→ REQUEST A
In the records, rewrite the lines from the line with "y-tick-label: 1000 xyxy=(90,769,143,791)" to the line with "Where is each", changing every "x-tick-label" to "x-axis-tick" and leaving everything else as it is. Give only those lines.

For more information about these components or to evaluate Arangopipe, please visit the project github repository [13]. The repository contains examples that illustrate the features of Arangopipe using Google’s Colab [26] notebooks (see Section 3). Working through these notebooks does not require the installation of software on your machine. These examples use Oasis, a managed service version of ArangoDB.

3.Illustrative examples of Arangopipe

A comprehensive discussion of the advantages of using a graph data model to capture machine learning meta-data and a narrative detailing the progress of a data science project using Arangopipe is available in arangopipe-overview [7] and collaboration with arangopipe [8]. In this section, we present examples that illustrate the key features of Arangopipe. These features are illustrated with model building activity using the California Housing dataset [36] from the CMU statlib repository [22]. Each section below discusses a salient aspect of using Arangopipe with your model development efforts.

The basic template to use Arangopipe to capture machine learning meta-data from project activity is as follows. The first step involves installing Arangopipe and the dependencies needed for the machine learning project activity. An illustrative installation segment in a notebook is shown in Appendix A.1. The second step is to provision Arangopipe for use with the project. This can be done with the administrative interface. An illustrative excerpt of code showing how this is done is shown in Appendix A.2. After provisioning Arangopipe for a project, a project can register assets captured by the data model, for example, a dataset, using Arangopipe. An illustrative excerpt showing registering a dataset is shown in Appendix A.3. Alternatively, a project can retrieve an existing asset, for example, a dataset using a lookup method, as shown in Appendix A.4, and then update its properties. In this scenario, a provisioned Arangopipe installation is used for the model tracking activity. The examples that follow illustrate the use of Arangopipe in a set of representative application scenarios.

→ REQUEST B
List every appendix section that the Arangopipe passage refers to.

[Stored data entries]
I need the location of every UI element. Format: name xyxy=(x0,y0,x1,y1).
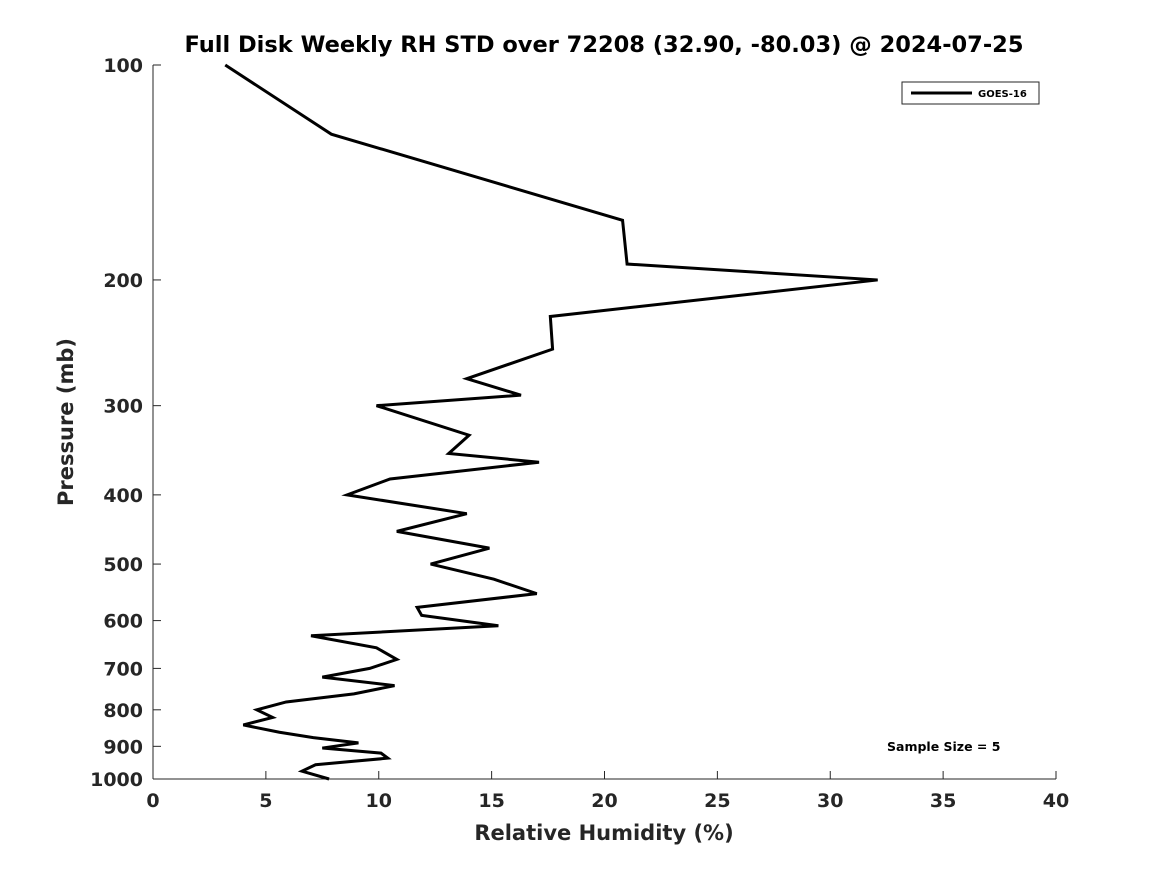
y-tick-label: 1000 xyxy=(90,769,143,791)
chart-title: Full Disk Weekly RH STD over 72208 (32.9… xyxy=(184,32,1023,58)
y-tick-label: 100 xyxy=(103,55,143,77)
y-ticks: 100 200 300 400 500 600 700 800 900 1000 xyxy=(90,55,161,791)
x-tick-label: 5 xyxy=(259,790,272,812)
x-tick-label: 30 xyxy=(817,790,843,812)
legend: GOES-16 xyxy=(901,81,1040,105)
x-tick-label: 35 xyxy=(930,790,956,812)
x-tick-label: 10 xyxy=(366,790,392,812)
y-axis-label: Pressure (mb) xyxy=(54,338,78,506)
plot-area xyxy=(152,65,1056,780)
legend-label-goes-16: GOES-16 xyxy=(978,89,1027,100)
y-tick-label: 600 xyxy=(103,611,143,633)
x-tick-label: 15 xyxy=(478,790,504,812)
y-tick-label: 900 xyxy=(103,736,143,758)
y-tick-label: 200 xyxy=(103,270,143,292)
series-line-goes-16 xyxy=(224,63,878,781)
y-tick-label: 700 xyxy=(103,658,143,680)
sample-size-annotation: Sample Size = 5 xyxy=(887,739,1000,754)
y-tick-label: 500 xyxy=(103,554,143,576)
y-tick-label: 400 xyxy=(103,485,143,507)
series-group xyxy=(224,63,878,781)
y-tick-label: 800 xyxy=(103,700,143,722)
x-ticks: 0 5 10 15 20 25 30 35 40 xyxy=(146,771,1069,812)
x-tick-label: 0 xyxy=(146,790,159,812)
x-tick-label: 25 xyxy=(704,790,730,812)
x-tick-label: 20 xyxy=(591,790,617,812)
y-tick-label: 300 xyxy=(103,396,143,418)
x-axis-label: Relative Humidity (%) xyxy=(474,821,733,845)
x-tick-label: 40 xyxy=(1043,790,1069,812)
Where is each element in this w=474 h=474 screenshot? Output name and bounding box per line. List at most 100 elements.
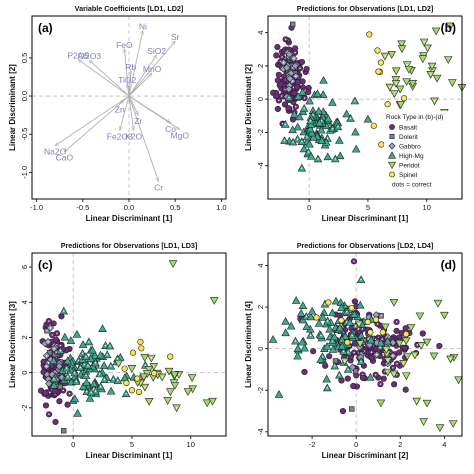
point-high-mg <box>306 124 315 133</box>
point-dolerit <box>61 428 67 434</box>
correct-dot <box>296 138 299 140</box>
correct-dot <box>62 389 64 392</box>
point-peridot <box>440 311 449 320</box>
correct-dot <box>384 55 386 57</box>
markers <box>270 21 467 172</box>
correct-dot <box>351 334 353 337</box>
legend-entry: Gabbro <box>399 144 421 151</box>
point-spinel <box>378 141 385 148</box>
correct-dot <box>321 355 324 358</box>
plot-frame <box>267 15 463 200</box>
correct-dot <box>370 351 373 353</box>
correct-dot <box>353 351 355 354</box>
y-tick-label: 4 <box>20 300 29 304</box>
point-peridot <box>431 27 441 36</box>
point-basalt <box>344 375 351 382</box>
point-high-mg <box>99 361 109 369</box>
correct-dot <box>283 139 286 142</box>
point-high-mg <box>49 380 59 389</box>
correct-dot <box>301 167 303 169</box>
point-peridot <box>114 360 123 368</box>
y-tick-label: -4 <box>256 162 265 169</box>
point-spinel <box>366 31 373 38</box>
point-peridot <box>381 323 390 332</box>
point-spinel <box>325 299 332 306</box>
vector-label: Ni <box>139 21 147 31</box>
x-axis-label: Linear Discriminant [2] <box>322 451 409 460</box>
point-high-mg <box>307 306 317 315</box>
vector-label: Rb <box>125 62 136 72</box>
y-tick-label: -2 <box>256 387 265 394</box>
point-high-mg <box>286 321 296 330</box>
vector-label: Zr <box>134 116 142 126</box>
x-tick-label: 0.0 <box>124 203 134 212</box>
correct-dot <box>414 354 416 356</box>
correct-dot <box>65 367 68 369</box>
correct-dot <box>353 260 355 263</box>
point-spinel <box>129 349 137 356</box>
legend-swatch <box>388 142 396 150</box>
y-tick-label: 2 <box>256 305 265 309</box>
correct-dot <box>292 141 294 143</box>
point-high-mg <box>330 332 339 341</box>
y-tick-label: 0.5 <box>20 53 29 63</box>
vector-arrow <box>55 95 130 146</box>
point-high-mg <box>89 379 99 388</box>
y-tick-label: -4 <box>256 429 265 436</box>
point-high-mg <box>63 356 72 365</box>
point-peridot <box>383 368 393 377</box>
point-basalt <box>42 389 49 397</box>
correct-dot <box>420 344 422 347</box>
correct-dot <box>48 320 50 322</box>
correct-dot <box>294 51 296 54</box>
correct-dot <box>303 107 305 110</box>
vector-label: Al2O3 <box>77 51 101 61</box>
point-peridot <box>376 399 386 408</box>
x-tick-label: 10 <box>187 440 195 449</box>
correct-dot <box>299 67 301 70</box>
point-basalt <box>285 105 292 112</box>
markers <box>268 258 463 433</box>
point-high-mg <box>328 308 337 317</box>
correct-dot <box>437 302 439 304</box>
point-basalt <box>51 388 59 395</box>
y-axis-label: Linear Discriminant [2] <box>8 64 17 151</box>
correct-dot <box>433 100 436 102</box>
point-basalt <box>436 342 443 350</box>
point-high-mg <box>293 344 303 352</box>
correct-dot <box>53 348 55 350</box>
correct-dot <box>117 379 119 382</box>
correct-dot <box>144 386 146 388</box>
point-peridot <box>445 22 455 31</box>
point-high-mg <box>298 337 307 346</box>
point-high-mg <box>331 296 341 305</box>
point-basalt <box>274 105 281 113</box>
point-high-mg <box>299 144 309 153</box>
correct-dot <box>140 382 142 384</box>
correct-dot <box>312 114 314 116</box>
point-high-mg <box>317 136 327 144</box>
correct-dot <box>88 341 90 343</box>
point-basalt <box>396 349 403 356</box>
correct-dot <box>86 391 88 393</box>
correct-dot <box>402 362 405 365</box>
point-basalt <box>281 101 289 108</box>
correct-dot <box>350 307 353 309</box>
point-basalt <box>419 330 426 337</box>
correct-dot <box>47 362 50 364</box>
point-high-mg <box>325 324 334 333</box>
point-peridot <box>408 80 418 88</box>
y-tick-label: 4 <box>256 31 265 35</box>
correct-dot <box>403 97 405 99</box>
correct-dot <box>67 376 69 378</box>
point-peridot <box>187 374 197 382</box>
point-high-mg <box>288 125 297 134</box>
y-tick-label: -2 <box>256 129 265 136</box>
point-high-mg <box>345 317 355 326</box>
correct-dot <box>360 360 362 363</box>
point-peridot <box>432 74 442 83</box>
point-high-mg <box>342 109 351 118</box>
correct-dot <box>294 340 297 342</box>
point-peridot <box>397 40 406 49</box>
point-peridot <box>389 299 399 307</box>
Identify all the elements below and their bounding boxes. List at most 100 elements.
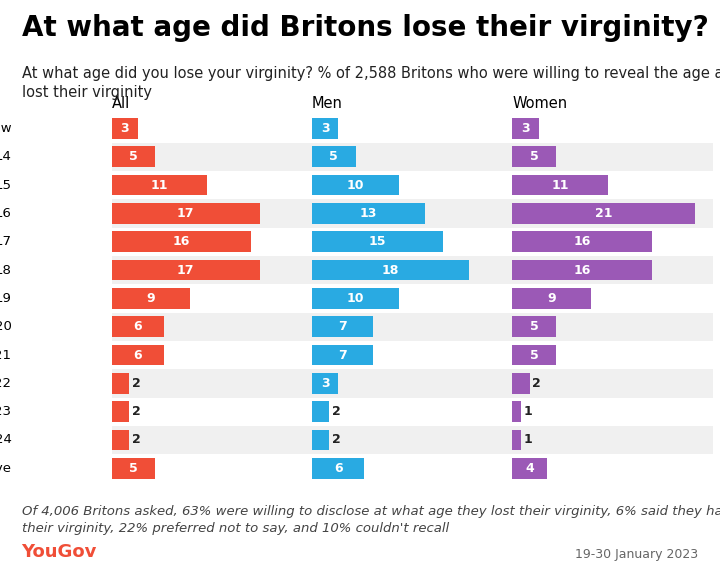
Text: 16: 16 bbox=[573, 264, 591, 276]
Bar bbox=[312, 175, 399, 195]
Bar bbox=[513, 397, 713, 426]
Text: 16: 16 bbox=[0, 207, 12, 220]
Bar bbox=[312, 426, 513, 454]
Text: 6: 6 bbox=[133, 348, 142, 361]
Bar bbox=[112, 118, 138, 139]
Bar bbox=[312, 430, 330, 450]
Text: 9: 9 bbox=[146, 292, 155, 305]
Text: 7: 7 bbox=[338, 348, 347, 361]
Bar bbox=[312, 227, 513, 256]
Bar bbox=[513, 312, 713, 341]
Bar bbox=[513, 143, 713, 171]
Bar bbox=[112, 288, 190, 308]
Bar bbox=[513, 227, 713, 256]
Text: 4: 4 bbox=[526, 462, 534, 475]
Text: 15: 15 bbox=[0, 179, 12, 191]
Bar bbox=[312, 231, 443, 252]
Text: 2: 2 bbox=[132, 405, 140, 418]
Text: 17: 17 bbox=[177, 264, 194, 276]
Text: At what age did you lose your virginity? % of 2,588 Britons who were willing to : At what age did you lose your virginity?… bbox=[22, 66, 720, 100]
Text: 18: 18 bbox=[0, 264, 12, 276]
Bar bbox=[312, 397, 513, 426]
Bar bbox=[312, 147, 356, 167]
Text: 14: 14 bbox=[0, 150, 12, 163]
Text: 6: 6 bbox=[334, 462, 343, 475]
Bar bbox=[513, 430, 521, 450]
Bar bbox=[312, 454, 513, 482]
Bar bbox=[112, 114, 312, 143]
Bar bbox=[112, 426, 312, 454]
Bar bbox=[513, 114, 713, 143]
Text: 23: 23 bbox=[0, 405, 12, 418]
Bar bbox=[513, 231, 652, 252]
Bar bbox=[112, 203, 260, 224]
Bar bbox=[513, 284, 713, 312]
Text: 15: 15 bbox=[369, 235, 386, 248]
Text: 17: 17 bbox=[177, 207, 194, 220]
Bar bbox=[513, 260, 652, 280]
Text: 3: 3 bbox=[120, 122, 129, 135]
Text: Women: Women bbox=[513, 95, 567, 111]
Bar bbox=[112, 171, 312, 199]
Bar bbox=[513, 256, 713, 284]
Bar bbox=[312, 203, 426, 224]
Bar bbox=[112, 401, 129, 422]
Bar bbox=[312, 401, 330, 422]
Bar bbox=[112, 231, 251, 252]
Text: At what age did Britons lose their virginity?: At what age did Britons lose their virgi… bbox=[22, 14, 708, 42]
Bar bbox=[513, 147, 556, 167]
Text: 24: 24 bbox=[0, 433, 12, 447]
Text: 3: 3 bbox=[320, 122, 329, 135]
Bar bbox=[112, 430, 129, 450]
Bar bbox=[513, 171, 713, 199]
Text: 5: 5 bbox=[530, 320, 539, 333]
Bar bbox=[513, 345, 556, 365]
Text: 5: 5 bbox=[530, 348, 539, 361]
Bar bbox=[112, 312, 312, 341]
Bar bbox=[112, 175, 207, 195]
Text: 3: 3 bbox=[320, 377, 329, 390]
Bar bbox=[513, 316, 556, 337]
Text: 2: 2 bbox=[332, 433, 341, 447]
Text: 18: 18 bbox=[382, 264, 399, 276]
Bar bbox=[112, 369, 312, 397]
Text: 5: 5 bbox=[330, 150, 338, 163]
Text: 21: 21 bbox=[0, 348, 12, 361]
Bar bbox=[312, 341, 513, 369]
Text: 5: 5 bbox=[129, 150, 138, 163]
Bar bbox=[112, 345, 164, 365]
Bar bbox=[312, 114, 513, 143]
Bar bbox=[312, 312, 513, 341]
Text: 16: 16 bbox=[573, 235, 591, 248]
Text: 21: 21 bbox=[595, 207, 613, 220]
Bar bbox=[312, 171, 513, 199]
Text: 7: 7 bbox=[338, 320, 347, 333]
Text: 3: 3 bbox=[521, 122, 530, 135]
Bar bbox=[513, 118, 539, 139]
Bar bbox=[312, 316, 373, 337]
Bar bbox=[112, 316, 164, 337]
Bar bbox=[312, 284, 513, 312]
Bar bbox=[312, 369, 513, 397]
Bar bbox=[312, 288, 399, 308]
Text: 19: 19 bbox=[0, 292, 12, 305]
Text: 11: 11 bbox=[552, 179, 569, 191]
Bar bbox=[513, 401, 521, 422]
Bar bbox=[312, 143, 513, 171]
Text: 20: 20 bbox=[0, 320, 12, 333]
Bar bbox=[112, 227, 312, 256]
Bar bbox=[312, 458, 364, 478]
Bar bbox=[513, 341, 713, 369]
Bar bbox=[112, 458, 156, 478]
Text: 16: 16 bbox=[173, 235, 190, 248]
Bar bbox=[112, 397, 312, 426]
Bar bbox=[513, 203, 696, 224]
Bar bbox=[513, 426, 713, 454]
Text: All: All bbox=[112, 95, 130, 111]
Bar bbox=[312, 199, 513, 227]
Bar bbox=[513, 288, 591, 308]
Bar bbox=[112, 454, 312, 482]
Text: 13: 13 bbox=[360, 207, 377, 220]
Text: 2: 2 bbox=[132, 377, 140, 390]
Bar bbox=[112, 147, 156, 167]
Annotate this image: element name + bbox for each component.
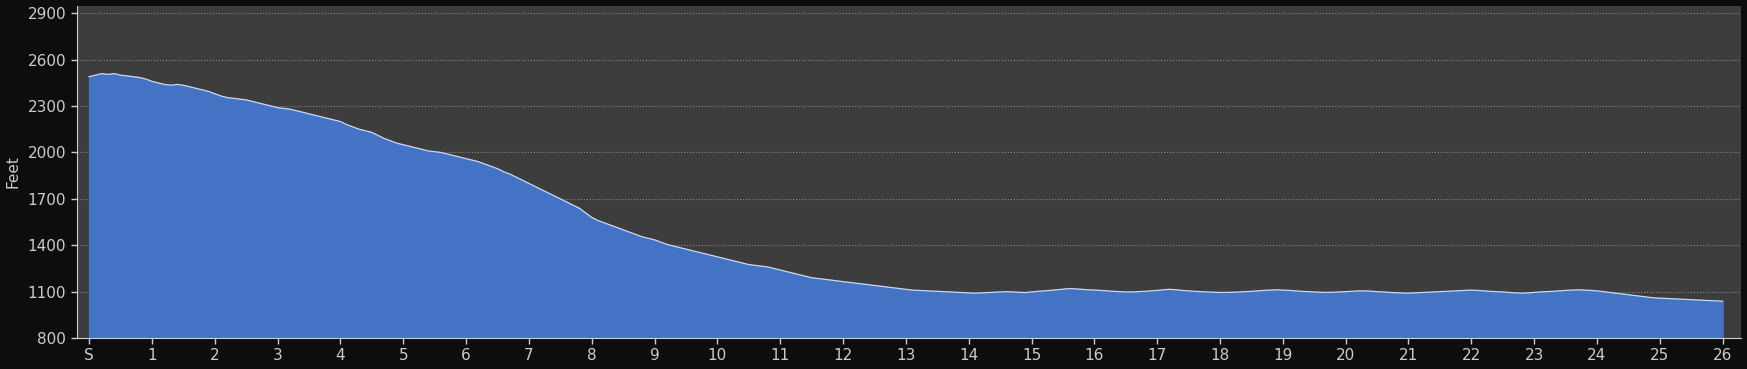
Y-axis label: Feet: Feet <box>5 155 21 188</box>
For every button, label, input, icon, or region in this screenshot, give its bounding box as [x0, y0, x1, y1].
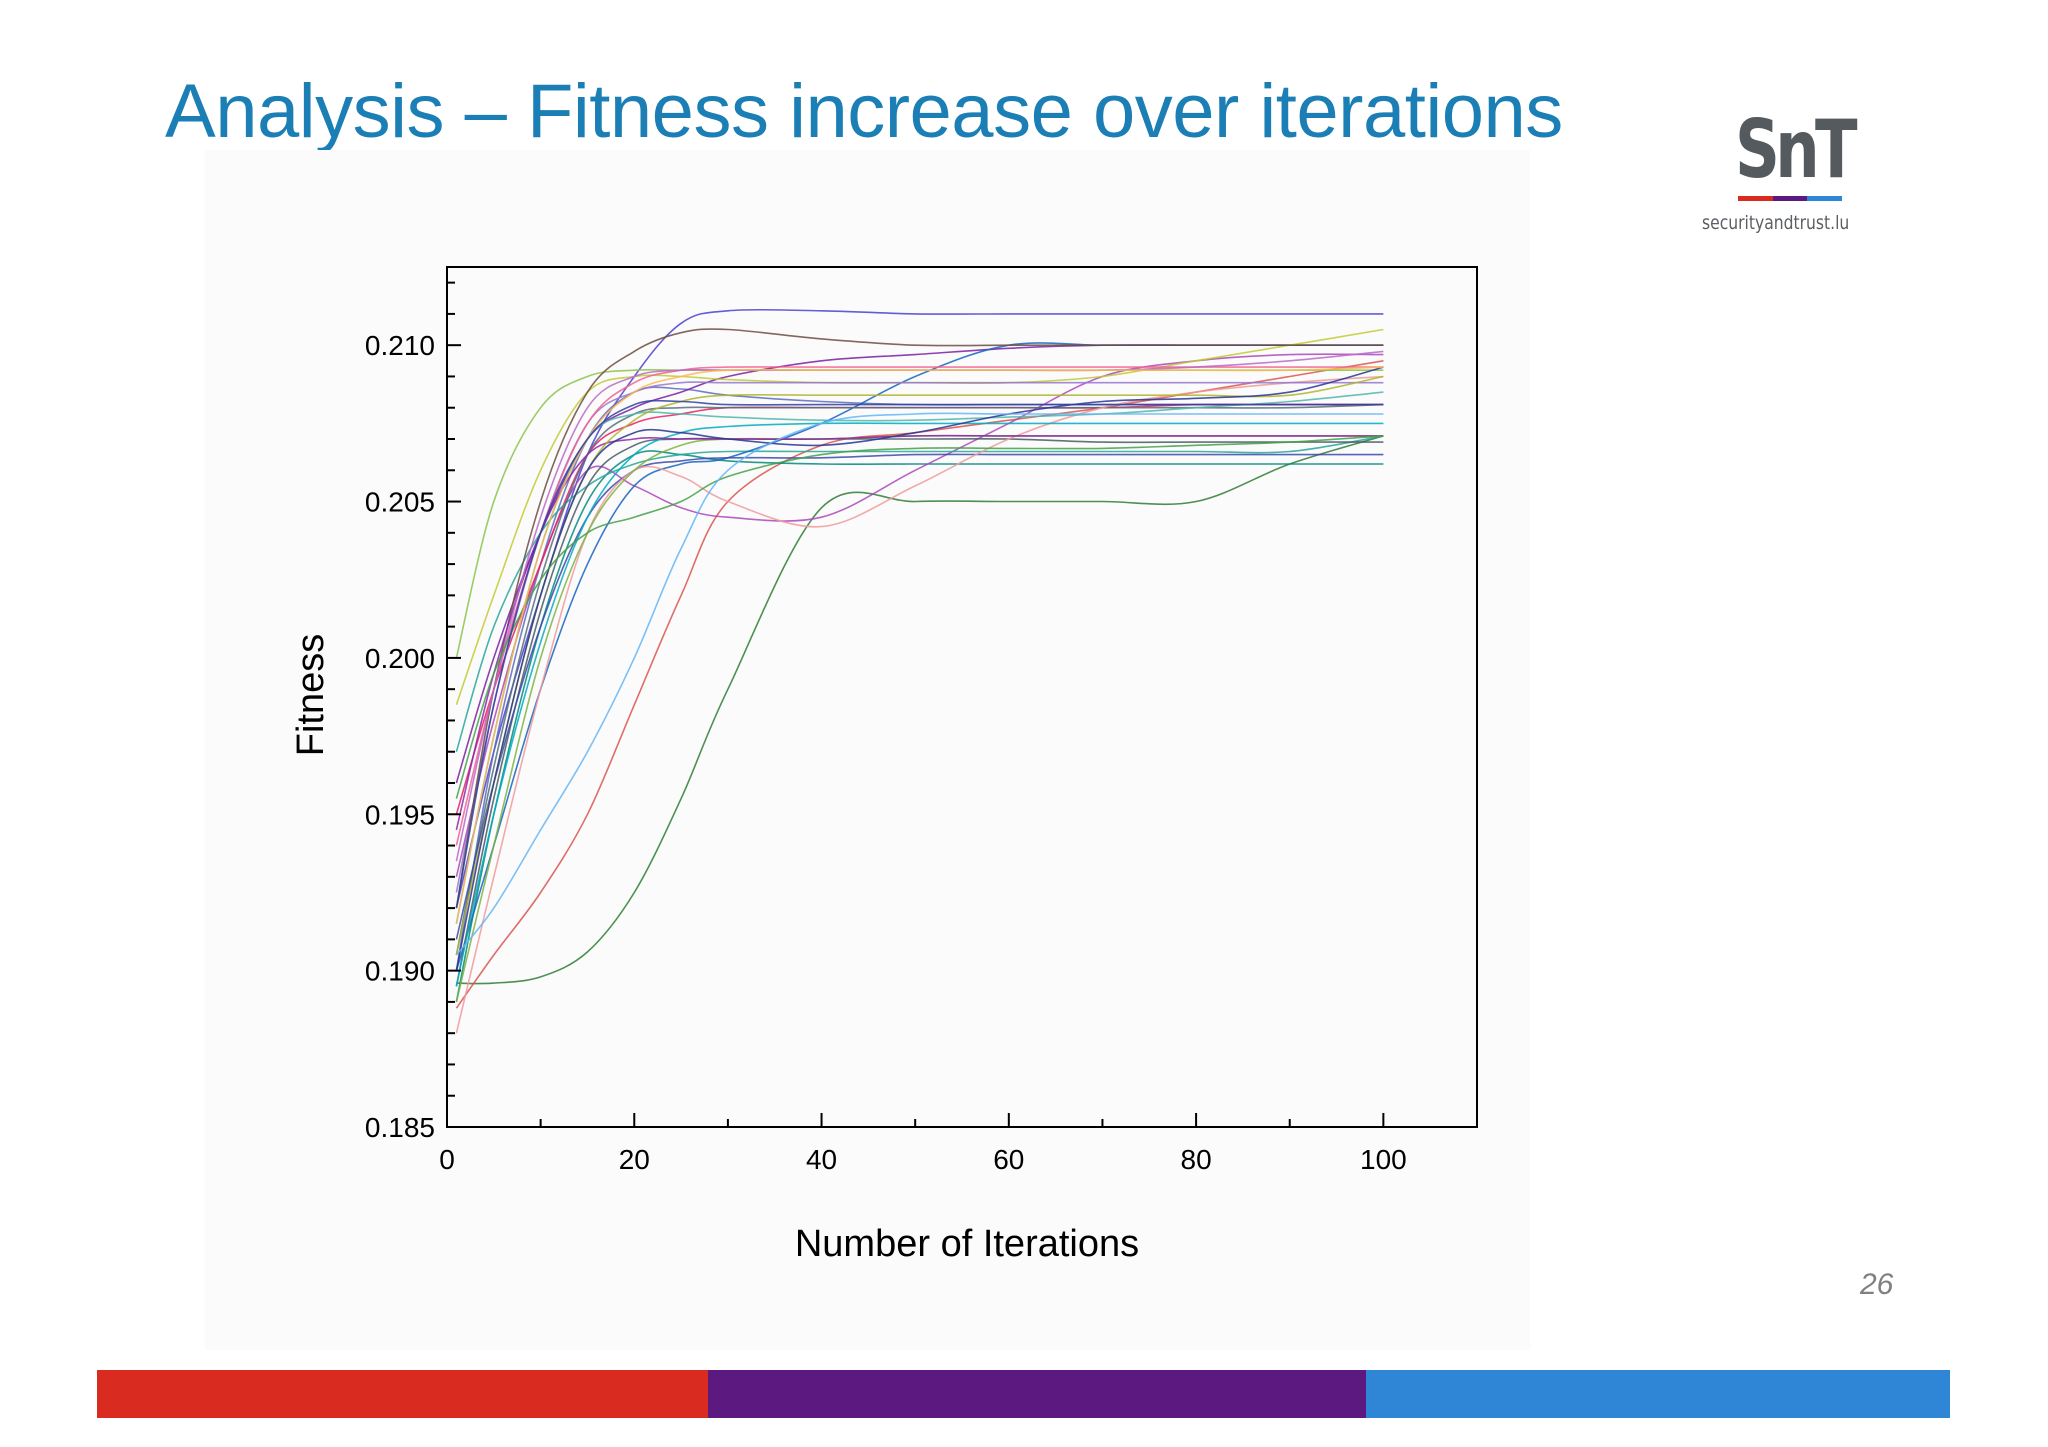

→ FULL RESPONSE A
y-tick-label: 1000 xyxy=(90,769,143,791)
chart-title: Full Disk Weekly RH STD over 72208 (32.9… xyxy=(184,32,1023,58)
y-tick-label: 100 xyxy=(103,55,143,77)
y-ticks: 100 200 300 400 500 600 700 800 900 1000 xyxy=(90,55,161,791)
x-axis-tick: 5 xyxy=(259,790,272,812)
x-axis-tick: 30 xyxy=(817,790,843,812)
legend: GOES-16 xyxy=(901,81,1040,105)
x-axis-tick: 35 xyxy=(930,790,956,812)
x-axis-tick: 10 xyxy=(366,790,392,812)
y-axis-label: Pressure (mb) xyxy=(54,338,78,506)
plot-area xyxy=(152,65,1056,780)
legend-label-goes-16: GOES-16 xyxy=(978,89,1027,100)
y-tick-label: 600 xyxy=(103,611,143,633)
x-axis-tick: 15 xyxy=(478,790,504,812)
y-tick-label: 900 xyxy=(103,736,143,758)
y-tick-label: 200 xyxy=(103,270,143,292)
series-line-goes-16 xyxy=(224,63,878,781)
y-tick-label: 700 xyxy=(103,658,143,680)
sample-size-annotation: Sample Size = 5 xyxy=(887,739,1000,754)
y-tick-label: 500 xyxy=(103,554,143,576)
y-tick-label: 400 xyxy=(103,485,143,507)
series-group xyxy=(224,63,878,781)
y-tick-label: 800 xyxy=(103,700,143,722)
x-ticks: 0 5 10 15 20 25 30 35 40 xyxy=(146,771,1069,812)
x-axis-tick: 0 xyxy=(146,790,159,812)
x-axis-tick: 25 xyxy=(704,790,730,812)
x-axis-tick: 20 xyxy=(591,790,617,812)
y-tick-label: 300 xyxy=(103,396,143,418)
x-axis-label: Relative Humidity (%) xyxy=(474,821,733,845)
x-axis-tick: 40 xyxy=(1043,790,1069,812)
Where is each element in this w=474 h=474 screenshot? Output name and bounding box per line. List at most 100 elements.

→ FULL RESPONSE B
A.1, A.2, A.3, A.4